Textabschnitt »

Vorerst aber dürfte er andere Probleme haben. Gejagt wird der Ärmste nämlich nicht nur von einer Meute abenteuerlustiger Berliner Bürger. Damit auch diejenigen einen Hauch Reality abbekommen, die nur virtuell über Internet und Telefon mitjagen können, sind der RealityHunter und seine Assistentin, das RealityBabe, vor Ort im Einsatz und stellen dem Opfer vollberuflich nach.

Die beiden sind so etwas wie Fleisch gewordene Figuren aus einem Computerspiel. Der RealityHunter geht den Hinweisen und Vermutungen der Mitspieler nach und wird im Internet als abgehärteter Elitesoldat vorgestellt, eiskalt und mit Sonnenbrille – mit einem Wort: ein Profi. Dagegen ist das blonde RealityBabe ein wahrer Sonnenschein. Auf den Fotos im Netz präsentiert sich die junge Frau als eine Art Kreuzung aus Lara Croft und einer Edamer-Werbung.

Regelrecht ortsfremd

Roger stehen schwere Tage bevor. Die Stadt, durch die er ab dem nächsten Montag gejagt wird, kennt der Sportlehrer aus Holland nach eigener Aussage nicht. Das verlangen schon die Regeln des Spiels. Der Runner muss in jeder Hinsicht ein Fremder in Berlin sein: keine Ortskenntnis, keine Freunde, keine Wohnung. Und er wird alle gegen sich haben, überall muss er selbst ernannte Ermittler vermuten.

Datensätze:
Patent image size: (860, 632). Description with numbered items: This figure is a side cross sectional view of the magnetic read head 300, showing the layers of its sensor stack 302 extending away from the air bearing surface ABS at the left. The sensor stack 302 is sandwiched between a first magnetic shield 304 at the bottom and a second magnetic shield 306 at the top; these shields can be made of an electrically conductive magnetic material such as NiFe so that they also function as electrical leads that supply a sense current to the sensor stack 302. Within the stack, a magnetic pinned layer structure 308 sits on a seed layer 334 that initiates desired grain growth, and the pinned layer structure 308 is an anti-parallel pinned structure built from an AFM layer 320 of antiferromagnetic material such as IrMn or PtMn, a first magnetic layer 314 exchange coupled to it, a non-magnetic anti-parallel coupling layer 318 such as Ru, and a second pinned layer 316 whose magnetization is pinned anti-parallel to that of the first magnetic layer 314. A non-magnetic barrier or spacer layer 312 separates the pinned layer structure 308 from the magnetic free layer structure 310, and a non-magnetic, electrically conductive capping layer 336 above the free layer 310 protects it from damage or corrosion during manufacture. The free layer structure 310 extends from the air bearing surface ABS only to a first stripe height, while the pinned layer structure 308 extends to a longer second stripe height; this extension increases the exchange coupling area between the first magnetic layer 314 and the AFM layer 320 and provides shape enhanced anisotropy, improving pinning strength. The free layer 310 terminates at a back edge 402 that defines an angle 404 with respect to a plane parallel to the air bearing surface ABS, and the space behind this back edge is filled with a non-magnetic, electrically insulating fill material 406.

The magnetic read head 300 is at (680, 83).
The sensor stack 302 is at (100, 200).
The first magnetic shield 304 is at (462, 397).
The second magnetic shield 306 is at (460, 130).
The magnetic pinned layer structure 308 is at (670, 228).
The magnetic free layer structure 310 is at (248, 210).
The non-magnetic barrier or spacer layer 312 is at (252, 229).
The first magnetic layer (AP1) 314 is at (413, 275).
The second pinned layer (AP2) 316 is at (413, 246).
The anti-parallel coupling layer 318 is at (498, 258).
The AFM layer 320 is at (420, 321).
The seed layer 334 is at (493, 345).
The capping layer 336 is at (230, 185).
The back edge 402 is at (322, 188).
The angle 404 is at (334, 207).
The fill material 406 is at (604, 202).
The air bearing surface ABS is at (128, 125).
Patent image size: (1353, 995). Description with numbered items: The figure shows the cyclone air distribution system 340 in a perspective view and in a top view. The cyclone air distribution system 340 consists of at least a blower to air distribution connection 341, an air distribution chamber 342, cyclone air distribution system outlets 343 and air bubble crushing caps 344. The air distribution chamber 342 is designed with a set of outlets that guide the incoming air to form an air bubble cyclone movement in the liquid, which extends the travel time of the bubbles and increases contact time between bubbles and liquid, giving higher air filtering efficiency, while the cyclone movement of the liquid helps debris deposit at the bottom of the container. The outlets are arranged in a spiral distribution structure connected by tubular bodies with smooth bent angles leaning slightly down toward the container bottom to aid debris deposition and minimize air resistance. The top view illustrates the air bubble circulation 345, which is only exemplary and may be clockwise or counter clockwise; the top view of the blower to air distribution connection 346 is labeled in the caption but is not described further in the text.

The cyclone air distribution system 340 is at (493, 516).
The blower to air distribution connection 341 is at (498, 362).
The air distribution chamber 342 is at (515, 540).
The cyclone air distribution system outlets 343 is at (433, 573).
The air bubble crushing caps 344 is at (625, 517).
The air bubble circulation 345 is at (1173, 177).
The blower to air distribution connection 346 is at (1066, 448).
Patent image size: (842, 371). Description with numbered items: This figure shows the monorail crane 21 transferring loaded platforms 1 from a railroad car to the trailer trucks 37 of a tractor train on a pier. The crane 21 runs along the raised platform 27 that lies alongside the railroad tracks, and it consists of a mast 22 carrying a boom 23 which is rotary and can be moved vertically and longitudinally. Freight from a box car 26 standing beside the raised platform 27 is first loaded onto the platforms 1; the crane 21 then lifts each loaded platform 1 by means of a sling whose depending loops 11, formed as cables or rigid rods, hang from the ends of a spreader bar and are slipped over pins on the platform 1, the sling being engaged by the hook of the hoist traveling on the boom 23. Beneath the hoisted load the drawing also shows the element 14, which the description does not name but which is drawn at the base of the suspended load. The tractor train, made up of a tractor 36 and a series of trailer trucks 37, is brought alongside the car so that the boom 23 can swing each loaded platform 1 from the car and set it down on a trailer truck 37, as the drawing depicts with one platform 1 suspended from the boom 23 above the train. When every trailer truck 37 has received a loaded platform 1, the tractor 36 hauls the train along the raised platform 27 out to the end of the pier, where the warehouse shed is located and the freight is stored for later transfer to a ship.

Zu lösende Aufgaben »
**A.** Erläutern Sie in ein bis drei Sätzen, weshalb der RealityHunter und das RealityBabe laut dem Text über das Jagdspiel in Berlin vor Ort im Einsatz sind.
**B.** Bearbeiten Sie im Text über das Jagdspiel in Berlin die Passage von "Vorerst aber dürfte" bis einschließlich "Opfer vollberuflich nach." und ersetzen Sie darin "Meute" durch "Gruppe".
**C.** Fassen Sie den Text über das Jagdspiel in Berlin in zwei Sätzen zusammen.
Die Auflistung spielt hierfür keine Rolle.

Ergebnisse je Aufgabe »
**A.** Sie sind vor Ort im Einsatz, damit auch diejenigen einen Hauch Reality abbekommen, die nur virtuell über Internet und Telefon mitjagen können. Dazu stellen sie dem Opfer vollberuflich nach.

**B.**
Vorerst aber dürfte er andere Probleme haben. Gejagt wird der Ärmste nämlich nicht nur von einer Gruppe abenteuerlustiger Berliner Bürger. Damit auch diejenigen einen Hauch Reality abbekommen, die nur virtuell über Internet und Telefon mitjagen können, sind der RealityHunter und seine Assistentin, das RealityBabe, vor Ort im Einsatz und stellen dem Opfer vollberuflich nach.

**C.** Neben abenteuerlustigen Berliner Bürgern jagen der RealityHunter und seine Assistentin, das RealityBabe, das Opfer vor Ort, damit auch virtuelle Mitspieler einen Hauch Reality abbekommen. Der Sportlehrer Roger aus Holland kennt Berlin nach eigener Aussage nicht, denn die Spielregeln verlangen, dass der Runner dort ein Fremder ohne Ortskenntnis, Freunde und Wohnung ist.